Transcribe the listing word for word.

►

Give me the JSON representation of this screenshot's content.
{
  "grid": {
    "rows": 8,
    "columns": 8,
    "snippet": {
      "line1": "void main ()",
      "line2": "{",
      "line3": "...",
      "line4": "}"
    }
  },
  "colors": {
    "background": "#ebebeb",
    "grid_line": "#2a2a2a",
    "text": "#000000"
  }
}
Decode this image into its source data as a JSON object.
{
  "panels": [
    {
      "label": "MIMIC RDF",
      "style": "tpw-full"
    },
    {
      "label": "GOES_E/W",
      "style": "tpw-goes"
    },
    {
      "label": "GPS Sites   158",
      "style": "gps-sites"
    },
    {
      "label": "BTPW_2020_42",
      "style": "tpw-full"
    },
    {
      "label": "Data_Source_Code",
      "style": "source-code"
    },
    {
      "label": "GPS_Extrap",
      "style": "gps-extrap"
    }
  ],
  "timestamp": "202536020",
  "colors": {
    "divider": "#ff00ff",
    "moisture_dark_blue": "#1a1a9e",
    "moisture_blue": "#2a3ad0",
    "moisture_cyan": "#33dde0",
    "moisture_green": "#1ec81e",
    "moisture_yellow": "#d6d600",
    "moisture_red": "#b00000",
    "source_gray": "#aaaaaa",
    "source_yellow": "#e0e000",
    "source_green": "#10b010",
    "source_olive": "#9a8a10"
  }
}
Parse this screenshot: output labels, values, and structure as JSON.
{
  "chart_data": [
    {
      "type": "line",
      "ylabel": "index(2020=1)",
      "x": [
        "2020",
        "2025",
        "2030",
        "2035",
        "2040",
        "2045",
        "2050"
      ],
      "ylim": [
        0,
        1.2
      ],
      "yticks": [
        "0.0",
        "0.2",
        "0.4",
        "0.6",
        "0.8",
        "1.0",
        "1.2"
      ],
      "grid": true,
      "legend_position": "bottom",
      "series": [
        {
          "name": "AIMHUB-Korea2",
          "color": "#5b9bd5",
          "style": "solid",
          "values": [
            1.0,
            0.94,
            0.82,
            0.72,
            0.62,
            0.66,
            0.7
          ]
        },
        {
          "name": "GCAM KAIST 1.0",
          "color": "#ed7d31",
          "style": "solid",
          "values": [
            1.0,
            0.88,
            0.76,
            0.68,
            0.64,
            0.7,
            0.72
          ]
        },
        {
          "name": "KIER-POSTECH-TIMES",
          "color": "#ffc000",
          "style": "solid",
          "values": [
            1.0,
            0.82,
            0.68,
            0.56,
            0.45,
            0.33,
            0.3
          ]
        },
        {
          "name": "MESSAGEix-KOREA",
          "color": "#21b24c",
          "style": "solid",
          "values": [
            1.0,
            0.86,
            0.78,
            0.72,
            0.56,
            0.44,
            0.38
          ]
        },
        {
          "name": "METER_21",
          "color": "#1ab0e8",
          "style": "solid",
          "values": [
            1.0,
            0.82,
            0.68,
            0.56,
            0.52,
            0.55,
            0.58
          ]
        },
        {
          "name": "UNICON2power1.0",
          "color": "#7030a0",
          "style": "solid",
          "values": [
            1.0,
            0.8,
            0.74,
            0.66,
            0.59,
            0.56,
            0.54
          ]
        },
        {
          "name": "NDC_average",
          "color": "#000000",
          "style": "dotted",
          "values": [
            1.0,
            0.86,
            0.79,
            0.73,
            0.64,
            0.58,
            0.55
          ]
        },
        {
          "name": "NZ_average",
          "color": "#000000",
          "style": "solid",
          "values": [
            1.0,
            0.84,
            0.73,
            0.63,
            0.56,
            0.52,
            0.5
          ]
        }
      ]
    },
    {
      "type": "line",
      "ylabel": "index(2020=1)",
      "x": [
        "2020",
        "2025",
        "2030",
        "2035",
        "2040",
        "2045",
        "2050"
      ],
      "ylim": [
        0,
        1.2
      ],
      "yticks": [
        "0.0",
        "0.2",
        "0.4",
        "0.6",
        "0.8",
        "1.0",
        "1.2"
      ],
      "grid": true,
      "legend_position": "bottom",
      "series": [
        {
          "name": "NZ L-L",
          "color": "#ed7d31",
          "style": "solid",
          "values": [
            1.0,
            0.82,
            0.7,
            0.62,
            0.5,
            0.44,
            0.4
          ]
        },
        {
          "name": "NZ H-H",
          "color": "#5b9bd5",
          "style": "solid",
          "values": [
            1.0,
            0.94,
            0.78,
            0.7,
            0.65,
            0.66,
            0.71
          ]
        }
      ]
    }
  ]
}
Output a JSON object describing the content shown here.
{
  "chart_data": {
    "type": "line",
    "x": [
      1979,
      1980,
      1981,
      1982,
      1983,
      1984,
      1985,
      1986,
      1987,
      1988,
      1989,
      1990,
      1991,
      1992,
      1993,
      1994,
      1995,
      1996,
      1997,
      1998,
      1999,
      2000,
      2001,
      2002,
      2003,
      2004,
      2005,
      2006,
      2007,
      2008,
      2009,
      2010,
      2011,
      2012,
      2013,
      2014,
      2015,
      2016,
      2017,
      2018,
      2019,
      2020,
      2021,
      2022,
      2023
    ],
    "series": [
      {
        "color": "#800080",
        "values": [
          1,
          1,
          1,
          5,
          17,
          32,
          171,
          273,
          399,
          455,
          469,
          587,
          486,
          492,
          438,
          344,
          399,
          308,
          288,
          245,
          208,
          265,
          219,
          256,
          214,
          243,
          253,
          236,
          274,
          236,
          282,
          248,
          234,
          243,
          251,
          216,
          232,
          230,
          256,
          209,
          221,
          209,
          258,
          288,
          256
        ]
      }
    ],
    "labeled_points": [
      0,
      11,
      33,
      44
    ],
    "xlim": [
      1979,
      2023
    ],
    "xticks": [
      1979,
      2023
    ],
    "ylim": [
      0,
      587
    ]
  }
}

◄

## OUTPUT OF THE TASK
Give me the JSON representation of this screenshot's content.
{
  "grid": {
    "rows": 8,
    "columns": 8,
    "snippet": {
      "line1": "void main ()",
      "line2": "{",
      "line3": "...",
      "line4": "}"
    }
  },
  "colors": {
    "background": "#ebebeb",
    "grid_line": "#2a2a2a",
    "text": "#000000"
  }
}
Decode this image into its source data as a JSON object.
{
  "panels": [
    {
      "label": "MIMIC RDF",
      "style": "tpw-full"
    },
    {
      "label": "GOES_E/W",
      "style": "tpw-goes"
    },
    {
      "label": "GPS Sites   158",
      "style": "gps-sites"
    },
    {
      "label": "BTPW_2020_42",
      "style": "tpw-full"
    },
    {
      "label": "Data_Source_Code",
      "style": "source-code"
    },
    {
      "label": "GPS_Extrap",
      "style": "gps-extrap"
    }
  ],
  "timestamp": "202536020",
  "colors": {
    "divider": "#ff00ff",
    "moisture_dark_blue": "#1a1a9e",
    "moisture_blue": "#2a3ad0",
    "moisture_cyan": "#33dde0",
    "moisture_green": "#1ec81e",
    "moisture_yellow": "#d6d600",
    "moisture_red": "#b00000",
    "source_gray": "#aaaaaa",
    "source_yellow": "#e0e000",
    "source_green": "#10b010",
    "source_olive": "#9a8a10"
  }
}
Parse this screenshot: output labels, values, and structure as JSON.
{
  "chart_data": [
    {
      "type": "line",
      "ylabel": "index(2020=1)",
      "x": [
        "2020",
        "2025",
        "2030",
        "2035",
        "2040",
        "2045",
        "2050"
      ],
      "ylim": [
        0,
        1.2
      ],
      "yticks": [
        "0.0",
        "0.2",
        "0.4",
        "0.6",
        "0.8",
        "1.0",
        "1.2"
      ],
      "grid": true,
      "legend_position": "bottom",
      "series": [
        {
          "name": "AIMHUB-Korea2",
          "color": "#5b9bd5",
          "style": "solid",
          "values": [
            1.0,
            0.94,
            0.82,
            0.72,
            0.62,
            0.66,
            0.7
          ]
        },
        {
          "name": "GCAM KAIST 1.0",
          "color": "#ed7d31",
          "style": "solid",
          "values": [
            1.0,
            0.88,
            0.76,
            0.68,
            0.64,
            0.7,
            0.72
          ]
        },
        {
          "name": "KIER-POSTECH-TIMES",
          "color": "#ffc000",
          "style": "solid",
          "values": [
            1.0,
            0.82,
            0.68,
            0.56,
            0.45,
            0.33,
            0.3
          ]
        },
        {
          "name": "MESSAGEix-KOREA",
          "color": "#21b24c",
          "style": "solid",
          "values": [
            1.0,
            0.86,
            0.78,
            0.72,
            0.56,
            0.44,
            0.38
          ]
        },
        {
          "name": "METER_21",
          "color": "#1ab0e8",
          "style": "solid",
          "values": [
            1.0,
            0.82,
            0.68,
            0.56,
            0.52,
            0.55,
            0.58
          ]
        },
        {
          "name": "UNICON2power1.0",
          "color": "#7030a0",
          "style": "solid",
          "values": [
            1.0,
            0.8,
            0.74,
            0.66,
            0.59,
            0.56,
            0.54
          ]
        },
        {
          "name": "NDC_average",
          "color": "#000000",
          "style": "dotted",
          "values": [
            1.0,
            0.86,
            0.79,
            0.73,
            0.64,
            0.58,
            0.55
          ]
        },
        {
          "name": "NZ_average",
          "color": "#000000",
          "style": "solid",
          "values": [
            1.0,
            0.84,
            0.73,
            0.63,
            0.56,
            0.52,
            0.5
          ]
        }
      ]
    },
    {
      "type": "line",
      "ylabel": "index(2020=1)",
      "x": [
        "2020",
        "2025",
        "2030",
        "2035",
        "2040",
        "2045",
        "2050"
      ],
      "ylim": [
        0,
        1.2
      ],
      "yticks": [
        "0.0",
        "0.2",
        "0.4",
        "0.6",
        "0.8",
        "1.0",
        "1.2"
      ],
      "grid": true,
      "legend_position": "bottom",
      "series": [
        {
          "name": "NZ L-L",
          "color": "#ed7d31",
          "style": "solid",
          "values": [
            1.0,
            0.82,
            0.7,
            0.62,
            0.5,
            0.44,
            0.4
          ]
        },
        {
          "name": "NZ H-H",
          "color": "#5b9bd5",
          "style": "solid",
          "values": [
            1.0,
            0.94,
            0.78,
            0.7,
            0.65,
            0.66,
            0.71
          ]
        }
      ]
    }
  ]
}
Output a JSON object describing the content shown here.
{
  "chart_data": {
    "type": "line",
    "x": [
      1979,
      1980,
      1981,
      1982,
      1983,
      1984,
      1985,
      1986,
      1987,
      1988,
      1989,
      1990,
      1991,
      1992,
      1993,
      1994,
      1995,
      1996,
      1997,
      1998,
      1999,
      2000,
      2001,
      2002,
      2003,
      2004,
      2005,
      2006,
      2007,
      2008,
      2009,
      2010,
      2011,
      2012,
      2013,
      2014,
      2015,
      2016,
      2017,
      2018,
      2019,
      2020,
      2021,
      2022,
      2023
    ],
    "series": [
      {
        "color": "#800080",
        "values": [
          1,
          1,
          1,
          5,
          17,
          32,
          171,
          273,
          399,
          455,
          469,
          587,
          486,
          492,
          438,
          344,
          399,
          308,
          288,
          245,
          208,
          265,
          219,
          256,
          214,
          243,
          253,
          236,
          274,
          236,
          282,
          248,
          234,
          243,
          251,
          216,
          232,
          230,
          256,
          209,
          221,
          209,
          258,
          288,
          256
        ]
      }
    ],
    "labeled_points": [
      0,
      11,
      33,
      44
    ],
    "xlim": [
      1979,
      2023
    ],
    "xticks": [
      1979,
      2023
    ],
    "ylim": [
      0,
      587
    ]
  }
}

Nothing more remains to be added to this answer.